[Start of Working data]

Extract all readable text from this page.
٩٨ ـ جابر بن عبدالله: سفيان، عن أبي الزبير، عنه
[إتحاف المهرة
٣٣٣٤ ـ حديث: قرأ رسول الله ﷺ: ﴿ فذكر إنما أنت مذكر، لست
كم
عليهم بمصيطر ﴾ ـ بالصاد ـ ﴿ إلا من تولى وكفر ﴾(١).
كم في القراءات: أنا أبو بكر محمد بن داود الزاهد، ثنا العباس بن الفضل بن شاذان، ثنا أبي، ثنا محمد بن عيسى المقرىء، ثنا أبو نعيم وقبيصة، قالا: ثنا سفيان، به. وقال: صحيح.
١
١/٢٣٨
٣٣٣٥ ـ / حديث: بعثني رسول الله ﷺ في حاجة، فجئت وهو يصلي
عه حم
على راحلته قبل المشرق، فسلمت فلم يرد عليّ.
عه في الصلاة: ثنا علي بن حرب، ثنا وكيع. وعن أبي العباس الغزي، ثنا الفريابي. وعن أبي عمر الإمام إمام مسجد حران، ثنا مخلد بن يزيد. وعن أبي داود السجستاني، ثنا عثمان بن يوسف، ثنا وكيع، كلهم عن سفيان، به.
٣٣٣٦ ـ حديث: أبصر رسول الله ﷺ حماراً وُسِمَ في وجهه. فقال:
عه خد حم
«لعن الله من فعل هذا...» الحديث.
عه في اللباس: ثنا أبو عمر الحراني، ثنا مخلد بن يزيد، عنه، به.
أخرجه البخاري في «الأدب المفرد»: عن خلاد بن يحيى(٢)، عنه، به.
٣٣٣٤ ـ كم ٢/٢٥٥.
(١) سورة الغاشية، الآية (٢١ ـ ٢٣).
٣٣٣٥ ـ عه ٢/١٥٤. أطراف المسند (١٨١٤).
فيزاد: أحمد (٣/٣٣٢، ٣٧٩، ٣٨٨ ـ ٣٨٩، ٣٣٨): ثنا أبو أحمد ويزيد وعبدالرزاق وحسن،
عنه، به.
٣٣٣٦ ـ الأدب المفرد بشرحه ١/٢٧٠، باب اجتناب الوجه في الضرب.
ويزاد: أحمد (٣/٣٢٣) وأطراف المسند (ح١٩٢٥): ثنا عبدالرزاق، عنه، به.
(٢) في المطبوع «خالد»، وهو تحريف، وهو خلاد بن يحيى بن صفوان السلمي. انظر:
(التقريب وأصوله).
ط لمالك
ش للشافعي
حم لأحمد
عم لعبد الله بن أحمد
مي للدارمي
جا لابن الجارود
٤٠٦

[End of Working data]
[Start of Working data]

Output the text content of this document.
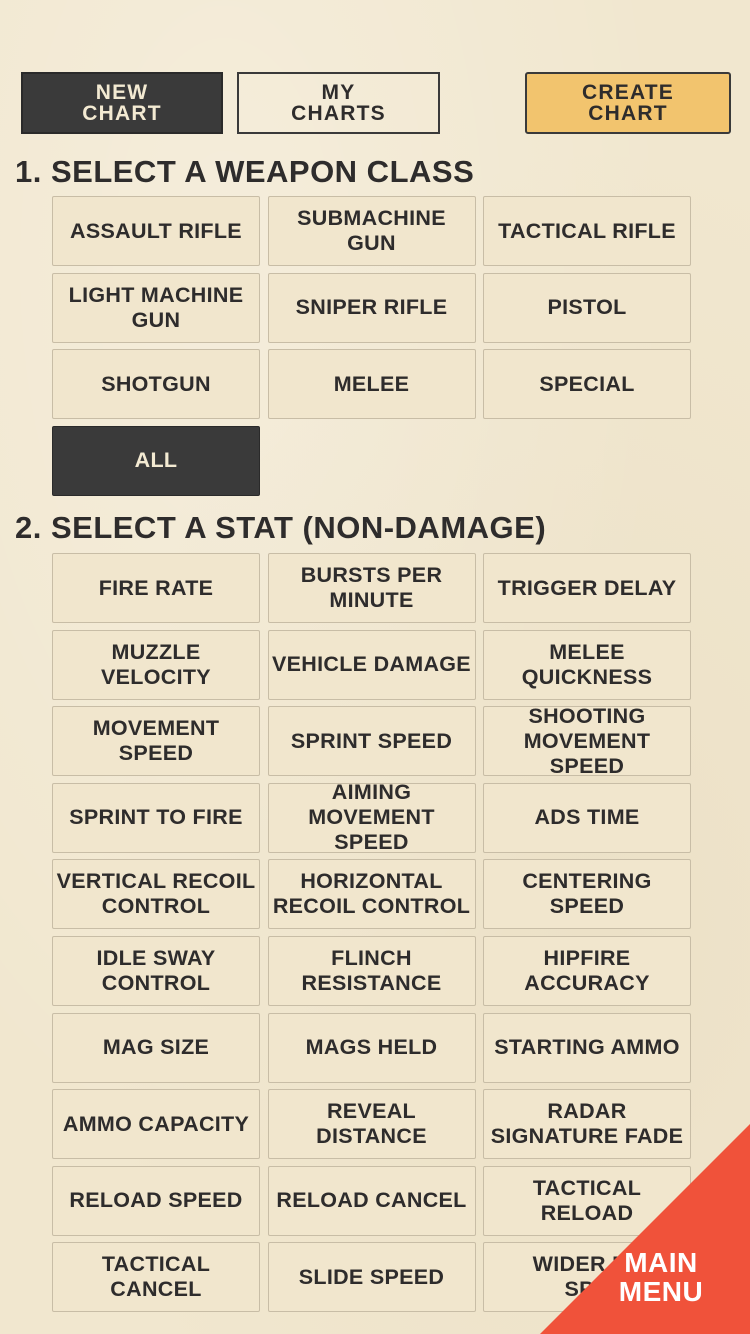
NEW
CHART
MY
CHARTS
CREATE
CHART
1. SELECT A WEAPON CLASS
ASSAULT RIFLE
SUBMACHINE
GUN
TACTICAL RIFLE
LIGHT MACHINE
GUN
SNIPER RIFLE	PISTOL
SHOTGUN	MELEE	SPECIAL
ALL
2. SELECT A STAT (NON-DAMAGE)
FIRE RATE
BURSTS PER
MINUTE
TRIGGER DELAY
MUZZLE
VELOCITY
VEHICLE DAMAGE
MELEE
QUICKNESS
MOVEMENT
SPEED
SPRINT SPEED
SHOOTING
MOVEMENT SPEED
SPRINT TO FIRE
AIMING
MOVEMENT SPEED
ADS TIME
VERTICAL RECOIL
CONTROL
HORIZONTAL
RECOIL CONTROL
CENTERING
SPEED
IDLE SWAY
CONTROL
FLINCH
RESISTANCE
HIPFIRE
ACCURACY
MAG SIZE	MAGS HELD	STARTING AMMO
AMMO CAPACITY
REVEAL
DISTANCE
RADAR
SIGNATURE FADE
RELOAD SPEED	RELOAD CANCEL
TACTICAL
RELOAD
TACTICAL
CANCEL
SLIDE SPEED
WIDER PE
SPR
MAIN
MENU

[End of Working data]
[Start of Working data]

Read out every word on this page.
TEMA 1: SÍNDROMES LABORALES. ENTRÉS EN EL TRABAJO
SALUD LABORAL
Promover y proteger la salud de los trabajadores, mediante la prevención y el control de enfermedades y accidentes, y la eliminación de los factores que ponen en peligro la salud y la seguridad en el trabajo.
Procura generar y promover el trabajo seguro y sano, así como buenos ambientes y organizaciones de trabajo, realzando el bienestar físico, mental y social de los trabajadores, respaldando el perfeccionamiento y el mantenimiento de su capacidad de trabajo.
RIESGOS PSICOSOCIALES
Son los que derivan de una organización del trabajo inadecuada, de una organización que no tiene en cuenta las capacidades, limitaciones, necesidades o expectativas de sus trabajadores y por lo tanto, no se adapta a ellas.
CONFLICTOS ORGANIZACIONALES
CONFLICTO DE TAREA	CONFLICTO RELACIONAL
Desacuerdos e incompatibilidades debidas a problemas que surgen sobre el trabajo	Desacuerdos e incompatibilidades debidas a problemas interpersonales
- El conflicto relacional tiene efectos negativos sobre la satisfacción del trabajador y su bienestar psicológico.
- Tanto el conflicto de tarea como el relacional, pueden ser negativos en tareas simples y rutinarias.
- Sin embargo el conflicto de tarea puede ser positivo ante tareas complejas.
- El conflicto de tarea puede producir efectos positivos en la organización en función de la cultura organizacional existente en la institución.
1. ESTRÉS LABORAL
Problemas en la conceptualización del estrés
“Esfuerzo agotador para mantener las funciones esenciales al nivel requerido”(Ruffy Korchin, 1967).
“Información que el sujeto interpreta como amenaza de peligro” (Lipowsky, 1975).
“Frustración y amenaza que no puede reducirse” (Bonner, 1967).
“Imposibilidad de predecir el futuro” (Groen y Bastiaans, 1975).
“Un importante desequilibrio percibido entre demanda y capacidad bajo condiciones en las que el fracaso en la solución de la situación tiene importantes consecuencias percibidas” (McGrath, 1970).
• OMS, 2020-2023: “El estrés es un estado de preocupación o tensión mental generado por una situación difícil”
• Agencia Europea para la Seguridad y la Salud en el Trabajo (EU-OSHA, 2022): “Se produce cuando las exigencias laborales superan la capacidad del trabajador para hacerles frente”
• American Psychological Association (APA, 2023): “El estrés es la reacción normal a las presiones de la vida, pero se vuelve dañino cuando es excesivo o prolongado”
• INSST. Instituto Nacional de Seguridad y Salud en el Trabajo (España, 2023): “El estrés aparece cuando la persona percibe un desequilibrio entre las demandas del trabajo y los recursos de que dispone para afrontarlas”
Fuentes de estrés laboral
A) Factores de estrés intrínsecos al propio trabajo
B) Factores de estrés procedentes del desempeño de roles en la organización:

[End of Working data]

**Given exercise:** Lines that hold "SELECT" are the ones to copy; find all of them.

**Correct result:**
1. SELECT A WEAPON CLASS
2. SELECT A STAT (NON-DAMAGE)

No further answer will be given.